Job: Write out as a numbered list the lines from the line with "legend-swatch <box>547 493 568 497</box>" to the line with "x-tick-label: 2003 <box>167 496 192 507</box>", including both, and omit any blank lines.

>>>

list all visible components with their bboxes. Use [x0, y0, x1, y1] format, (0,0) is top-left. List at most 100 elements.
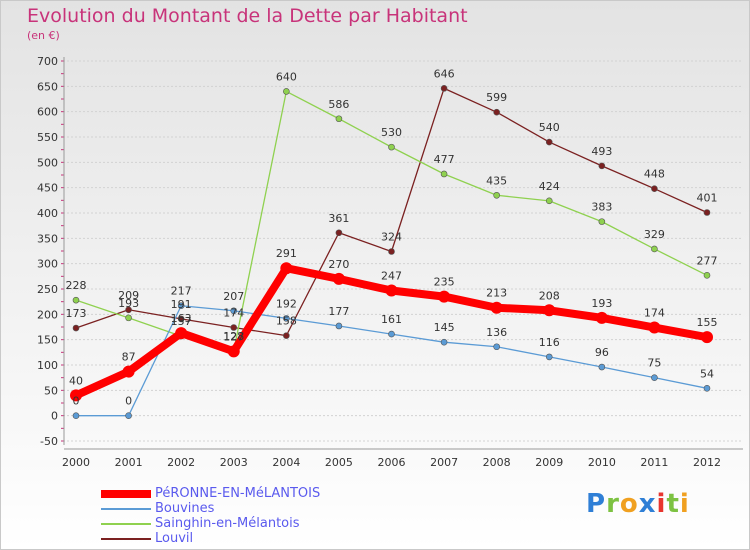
brand-logo: Proxiti — [586, 489, 690, 519]
data-point — [72, 324, 80, 332]
y-tick-label: 450 — [37, 182, 58, 195]
data-label: 173 — [66, 307, 87, 320]
data-label: 155 — [697, 316, 718, 329]
x-tick-label: 2005 — [325, 456, 353, 469]
data-point — [125, 412, 132, 419]
y-tick-label: 150 — [37, 334, 58, 347]
data-point — [438, 290, 451, 303]
x-tick-label: 2001 — [115, 456, 143, 469]
data-label: 270 — [328, 258, 349, 271]
y-tick-label: 50 — [44, 384, 58, 397]
data-point — [543, 304, 556, 317]
data-point — [177, 302, 185, 310]
data-point — [595, 311, 608, 324]
data-point — [440, 170, 448, 178]
data-label: 54 — [700, 367, 714, 380]
data-label: 193 — [591, 297, 612, 310]
data-label: 207 — [223, 290, 244, 303]
data-label: 145 — [434, 321, 455, 334]
y-tick-label: 100 — [37, 359, 58, 372]
data-point — [440, 85, 448, 92]
data-point — [493, 108, 500, 116]
x-tick-label: 2010 — [588, 456, 616, 469]
x-tick-label: 2003 — [220, 456, 248, 469]
data-point — [388, 143, 395, 151]
legend-label: Sainghin-en-Mélantois — [155, 516, 300, 531]
data-label: 401 — [697, 191, 718, 204]
y-tick-label: 650 — [37, 80, 58, 93]
data-point — [125, 314, 132, 322]
data-label: 127 — [223, 330, 244, 343]
data-point — [703, 385, 711, 392]
data-point — [598, 218, 606, 225]
data-point — [490, 301, 503, 314]
data-point — [651, 185, 658, 192]
data-point — [177, 315, 185, 323]
legend-label: PéRONNE-EN-MéLANTOIS — [155, 486, 321, 501]
data-label: 213 — [486, 287, 507, 300]
data-point — [388, 248, 395, 255]
x-tick-label: 2012 — [693, 456, 721, 469]
data-point — [122, 365, 135, 378]
data-label: 174 — [223, 307, 244, 320]
data-point — [385, 284, 398, 297]
legend-swatch — [101, 490, 151, 498]
plot-area — [63, 59, 737, 443]
data-point — [388, 330, 395, 338]
x-tick-label: 2000 — [62, 456, 90, 469]
data-label: 586 — [328, 98, 349, 111]
legend-label: Louvil — [155, 531, 194, 546]
y-tick-label: 600 — [37, 106, 58, 119]
data-label: 640 — [276, 70, 297, 83]
data-label: 191 — [171, 298, 192, 311]
y-tick-label: 700 — [37, 55, 58, 68]
x-tick-label: 2007 — [430, 456, 458, 469]
legend-swatch — [101, 508, 151, 510]
y-tick-label: 550 — [37, 131, 58, 144]
data-point — [651, 374, 658, 381]
data-point — [175, 327, 188, 340]
data-label: 116 — [539, 336, 560, 349]
data-point — [545, 197, 553, 205]
data-label: 530 — [381, 126, 402, 139]
data-label: 209 — [118, 289, 139, 302]
data-point — [493, 191, 500, 199]
data-point — [280, 262, 293, 275]
data-point — [230, 307, 238, 315]
data-point — [648, 321, 661, 334]
data-label: 174 — [644, 307, 665, 320]
x-tick-label: 2006 — [378, 456, 406, 469]
y-tick-label: -50 — [40, 435, 58, 448]
data-label: 217 — [171, 285, 192, 298]
y-tick-label: 500 — [37, 156, 58, 169]
data-label: 75 — [647, 357, 661, 370]
x-tick-label: 2011 — [640, 456, 668, 469]
data-point — [598, 162, 606, 170]
data-point — [703, 209, 711, 216]
data-label: 163 — [171, 312, 192, 325]
data-label: 192 — [276, 297, 297, 310]
data-label: 158 — [276, 315, 297, 328]
data-label: 208 — [539, 289, 560, 302]
data-point — [335, 322, 343, 330]
data-point — [545, 138, 553, 146]
data-label: 87 — [122, 351, 136, 364]
y-tick-label: 0 — [51, 410, 58, 423]
data-point — [332, 272, 345, 285]
data-label: 0 — [73, 395, 80, 408]
data-point — [283, 315, 290, 322]
data-label: 361 — [328, 212, 349, 225]
data-point — [703, 272, 711, 279]
data-label: 329 — [644, 228, 665, 241]
data-label: 477 — [434, 153, 455, 166]
data-point — [493, 343, 500, 351]
data-point — [335, 115, 343, 123]
y-tick-label: 400 — [37, 207, 58, 220]
data-point — [227, 345, 240, 358]
data-point — [598, 363, 606, 371]
data-label: 177 — [328, 305, 349, 318]
x-tick-label: 2008 — [483, 456, 511, 469]
data-label: 96 — [595, 346, 609, 359]
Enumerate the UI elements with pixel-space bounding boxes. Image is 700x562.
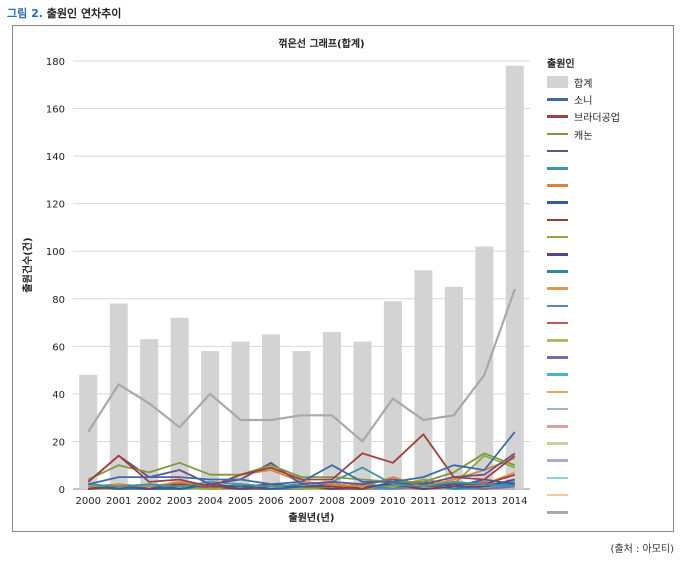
legend-swatch <box>547 493 568 497</box>
legend-swatch <box>547 390 568 394</box>
series-line <box>87 452 516 486</box>
legend-swatch <box>547 201 568 204</box>
x-tick-label: 2011 <box>411 496 436 507</box>
legend-swatch <box>547 321 568 325</box>
x-tick-label: 2009 <box>350 496 375 507</box>
legend-swatch <box>547 253 568 256</box>
legend-swatch <box>547 98 568 101</box>
y-tick-label: 40 <box>52 390 65 401</box>
series-line <box>87 433 516 488</box>
x-tick-label: 2012 <box>441 496 466 507</box>
x-tick-label: 2010 <box>380 496 405 507</box>
figure-caption: 그림 2. 출원인 연차추이 <box>7 5 121 21</box>
x-tick-label: 2013 <box>472 496 497 507</box>
source-note: (출처 : 아모티) <box>610 544 674 555</box>
bar <box>231 341 250 489</box>
legend-swatch <box>547 304 568 308</box>
chart-frame <box>12 25 674 532</box>
x-tick-label: 2001 <box>106 496 131 507</box>
x-tick-label: 2003 <box>167 496 192 507</box>
x-tick-label: 2008 <box>319 496 344 507</box>
bar <box>475 246 494 489</box>
y-tick-label: 160 <box>46 105 65 116</box>
legend-swatch <box>547 184 568 187</box>
bar <box>201 351 220 489</box>
y-tick-label: 180 <box>46 57 65 68</box>
figure-title: 출원인 연차추이 <box>46 7 122 20</box>
bar <box>505 65 524 489</box>
legend-swatch <box>547 356 568 359</box>
legend-swatch <box>547 270 568 273</box>
bar <box>292 351 311 489</box>
x-axis-label: 출원년(년) <box>289 511 335 524</box>
figure-number: 그림 2. <box>7 7 43 20</box>
bar <box>170 317 189 489</box>
series-line <box>87 431 516 486</box>
x-tick-label: 2007 <box>289 496 314 507</box>
x-tick-label: 2000 <box>76 496 101 507</box>
bar <box>414 270 433 489</box>
y-axis-label: 출원건수(건) <box>21 237 34 292</box>
legend-label: 캐논 <box>574 130 593 142</box>
chart-title: 꺾은선 그래프(합계) <box>278 37 364 50</box>
y-tick-label: 20 <box>52 437 65 448</box>
legend-swatch <box>547 442 568 445</box>
legend-swatch <box>547 235 568 239</box>
series-line <box>87 452 516 483</box>
legend-swatch <box>547 459 568 462</box>
y-tick-label: 0 <box>59 485 65 496</box>
legend-swatch <box>547 218 568 222</box>
bar <box>383 301 402 489</box>
bar <box>140 339 159 489</box>
legend-swatch <box>547 167 568 170</box>
legend-swatch <box>547 511 568 514</box>
legend-swatch <box>547 407 568 411</box>
legend-swatch <box>547 476 568 480</box>
x-tick-label: 2005 <box>228 496 253 507</box>
legend-swatch <box>547 115 568 118</box>
y-tick-label: 120 <box>46 200 65 211</box>
legend-title: 출원인 <box>547 59 575 70</box>
legend-label: 브라더공업 <box>574 113 620 125</box>
series-line <box>88 478 515 490</box>
bar <box>262 334 281 489</box>
overlay-line <box>87 288 516 443</box>
bar <box>444 286 463 489</box>
y-tick-label: 100 <box>46 247 65 258</box>
legend-swatch <box>547 339 568 342</box>
y-tick-label: 140 <box>46 152 65 163</box>
legend-label: 소니 <box>574 96 593 108</box>
legend-swatch <box>547 287 568 290</box>
legend-swatch <box>547 425 568 428</box>
legend-swatch <box>547 373 568 376</box>
legend-swatch <box>547 149 568 153</box>
x-tick-label: 2014 <box>502 496 527 507</box>
bar <box>109 303 128 489</box>
y-tick-label: 60 <box>52 342 65 353</box>
bar <box>79 374 98 489</box>
x-tick-label: 2006 <box>258 496 283 507</box>
x-tick-label: 2002 <box>136 496 161 507</box>
y-tick-label: 80 <box>52 295 65 306</box>
x-tick-label: 2004 <box>197 496 222 507</box>
legend-label: 합계 <box>574 79 593 90</box>
bar <box>322 332 341 489</box>
legend-swatch <box>547 76 568 88</box>
legend-swatch <box>547 132 568 136</box>
bar <box>353 341 372 489</box>
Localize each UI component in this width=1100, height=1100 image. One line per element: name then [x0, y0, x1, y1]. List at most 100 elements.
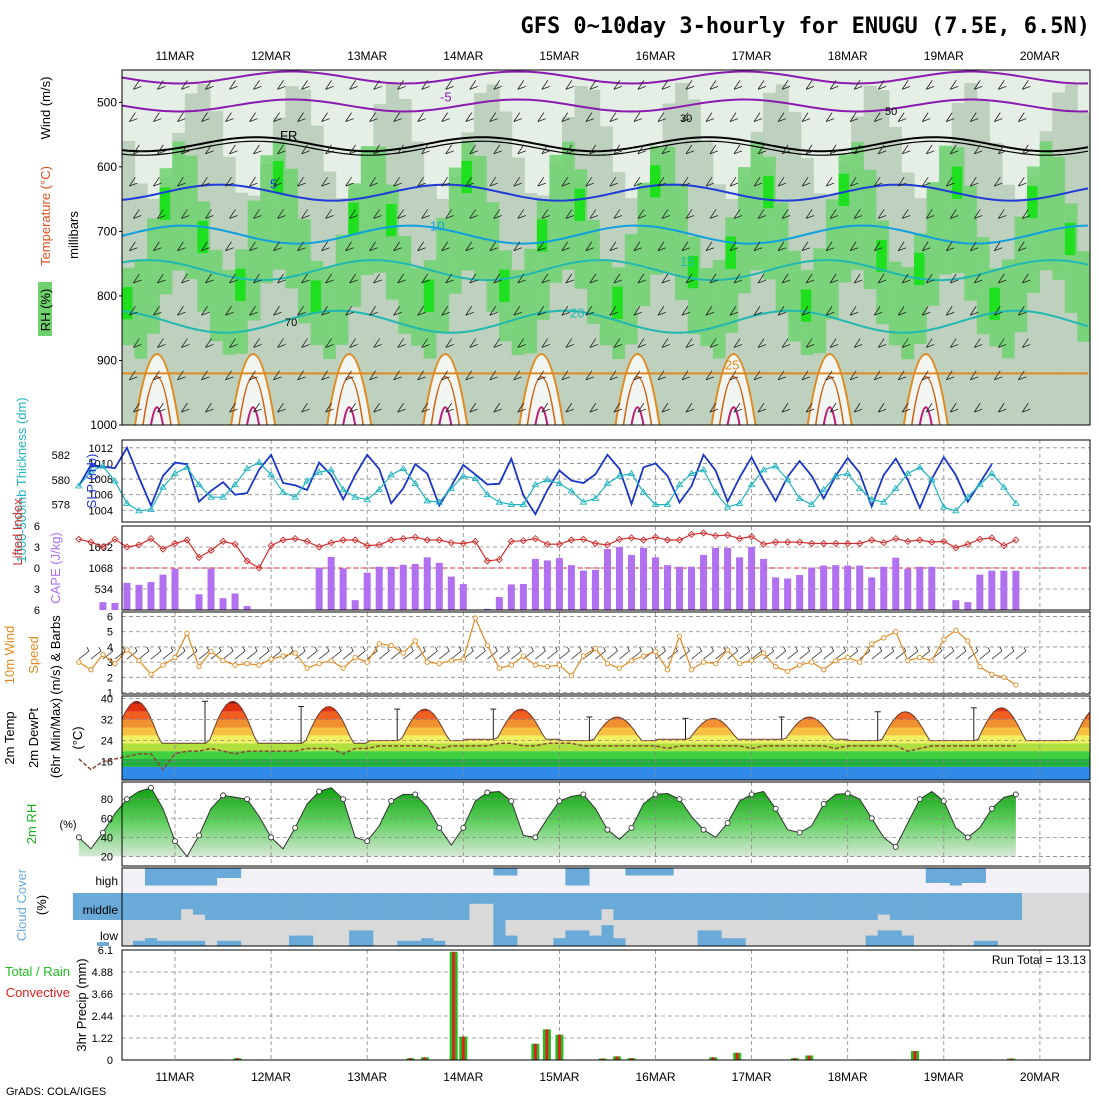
thickness-point	[87, 467, 95, 474]
rh-point	[484, 789, 491, 796]
wind-barb	[318, 646, 330, 660]
wind-speed-point	[736, 660, 743, 667]
rh-region	[813, 248, 827, 354]
isotherm-25-dome	[614, 353, 661, 426]
isotherm-35-dome	[438, 406, 453, 426]
lifted-index-point	[747, 532, 756, 541]
lifted-index-point	[135, 541, 143, 549]
wind-barb	[949, 144, 959, 155]
lifted-index-point	[231, 540, 239, 548]
wind-speed-point	[76, 659, 82, 665]
thickness-point	[267, 470, 275, 478]
wind-barb	[823, 646, 835, 660]
wind-speed-point	[508, 662, 514, 668]
wind-barb	[277, 209, 286, 219]
cape-bar	[976, 574, 984, 610]
lifted-index-point	[952, 544, 960, 552]
wind-barb	[753, 241, 763, 252]
thickness-point	[435, 498, 444, 505]
rh-region	[222, 270, 236, 355]
cape-bar	[531, 558, 539, 610]
wind-barb	[969, 370, 979, 381]
wind-speed-point	[316, 660, 322, 667]
rh-region	[1064, 222, 1076, 256]
wind-barb	[613, 402, 622, 413]
rh-region	[247, 200, 261, 321]
rh-region	[536, 219, 548, 252]
temperature-tick: 16	[101, 757, 113, 769]
wind-barb	[945, 176, 955, 187]
wind-barb	[249, 176, 258, 187]
wind-barb	[609, 306, 618, 316]
rh-point	[892, 843, 899, 850]
wind-barb	[561, 112, 570, 123]
wind-barb	[273, 306, 282, 316]
wind-barb	[595, 646, 606, 660]
wind-barb	[681, 241, 691, 252]
lifted-index-point	[904, 537, 912, 546]
wind-barb	[441, 306, 450, 316]
rh-region	[486, 202, 500, 312]
precip-convective-bar	[615, 1056, 619, 1060]
wind-barb	[973, 402, 983, 413]
date-label: 13MAR	[347, 1070, 387, 1084]
rh-region	[260, 155, 274, 284]
wind-barb	[955, 646, 967, 660]
rh-region	[775, 202, 789, 313]
thickness-point	[159, 483, 167, 490]
isotherm-10	[121, 224, 1089, 245]
wind-barb	[805, 338, 815, 348]
wind-barb	[402, 646, 414, 660]
wind-barb	[781, 338, 791, 348]
temperature-band	[122, 727, 1090, 736]
rh-region	[210, 249, 224, 342]
wind-barb	[703, 646, 715, 660]
temperature-tick: 32	[101, 715, 113, 727]
cape-bar	[171, 568, 179, 610]
thickness-point	[483, 490, 492, 498]
cloud-bar	[193, 940, 206, 946]
wind-barb	[325, 402, 334, 413]
date-label: 11MAR	[155, 49, 194, 63]
cross-section-panel: -5 FR 5 10 15 20 25 500 600 700 800 900 1000 millibar…	[38, 69, 1091, 432]
thickness-point	[123, 499, 131, 506]
cape-bar	[219, 598, 227, 610]
isotherm-35-dome	[630, 406, 645, 426]
thickness-point	[807, 500, 816, 508]
wind-barb	[517, 338, 526, 348]
cloud-bar	[709, 893, 722, 920]
wind-barb	[853, 338, 863, 348]
cape-bar	[555, 558, 563, 610]
wind-barb	[661, 209, 671, 219]
wind-barb	[547, 646, 558, 660]
cloud-bar	[577, 868, 590, 886]
temp-dewpt-panel: 16 24 32 40 2m Temp 2m DewPt (6hr Min/Max) (°C)	[2, 694, 1091, 781]
cloud-bar	[565, 893, 578, 920]
rh-contour-label: 50	[885, 106, 897, 118]
lifted-index-point	[868, 536, 876, 544]
cloud-bar	[96, 942, 110, 946]
wind-axis-label-3: (m/s) & Barbs	[48, 615, 63, 695]
wind-barb	[801, 306, 811, 316]
wind-barb	[583, 646, 594, 660]
rh-region	[976, 237, 990, 335]
date-label: 15MAR	[539, 49, 579, 63]
rh-point	[244, 796, 251, 803]
wind-barb	[513, 370, 522, 381]
cloud-bar	[625, 868, 638, 876]
rh-region	[159, 187, 171, 220]
cape-bar	[952, 600, 960, 610]
wind-barb	[441, 112, 450, 123]
cloud-bar	[421, 893, 434, 920]
wind-barb	[513, 306, 522, 316]
wind-barb	[133, 80, 142, 90]
wind-barb	[282, 646, 294, 660]
wind-barb	[369, 306, 378, 316]
cloud-bar	[337, 893, 350, 920]
wind-barb	[757, 338, 767, 348]
cape-axis-label: CAPE (J/kg)	[48, 532, 63, 604]
wind-barb	[633, 306, 643, 316]
wind-barb	[805, 80, 815, 90]
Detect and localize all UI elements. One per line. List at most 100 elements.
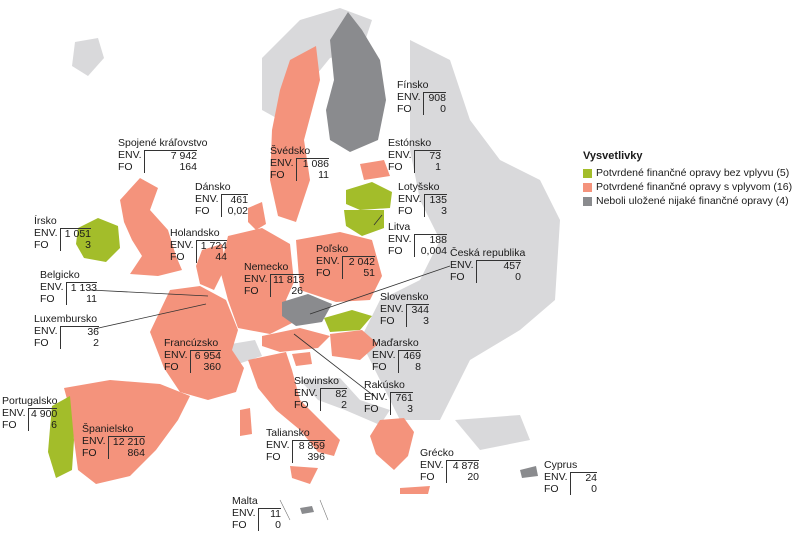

<<<

Expected answer:
1. legend-swatch <box>547 493 568 497</box>
2. legend-swatch <box>547 390 568 394</box>
3. series-line <box>87 452 516 486</box>
4. legend-swatch <box>547 201 568 204</box>
5. x-tick-label: 2011 <box>411 496 436 507</box>
6. legend-swatch <box>547 321 568 325</box>
7. x-tick-label: 2009 <box>350 496 375 507</box>
8. legend-swatch <box>547 253 568 256</box>
9. legend-swatch <box>547 98 568 101</box>
10. y-tick-label: 40 <box>52 390 65 401</box>
11. series-line <box>87 433 516 488</box>
12. x-tick-label: 2012 <box>441 496 466 507</box>
13. x-tick-label: 2010 <box>380 496 405 507</box>
14. figure-caption: 그림 2. 출원인 연차추이 <box>7 5 121 21</box>
15. x-tick-label: 2013 <box>472 496 497 507</box>
16. source-note: (출처 : 아모티) <box>610 544 674 555</box>
17. bar <box>231 341 250 489</box>
18. legend-swatch <box>547 304 568 308</box>
19. chart-frame <box>12 25 674 532</box>
20. x-tick-label: 2001 <box>106 496 131 507</box>
21. x-tick-label: 2003 <box>167 496 192 507</box>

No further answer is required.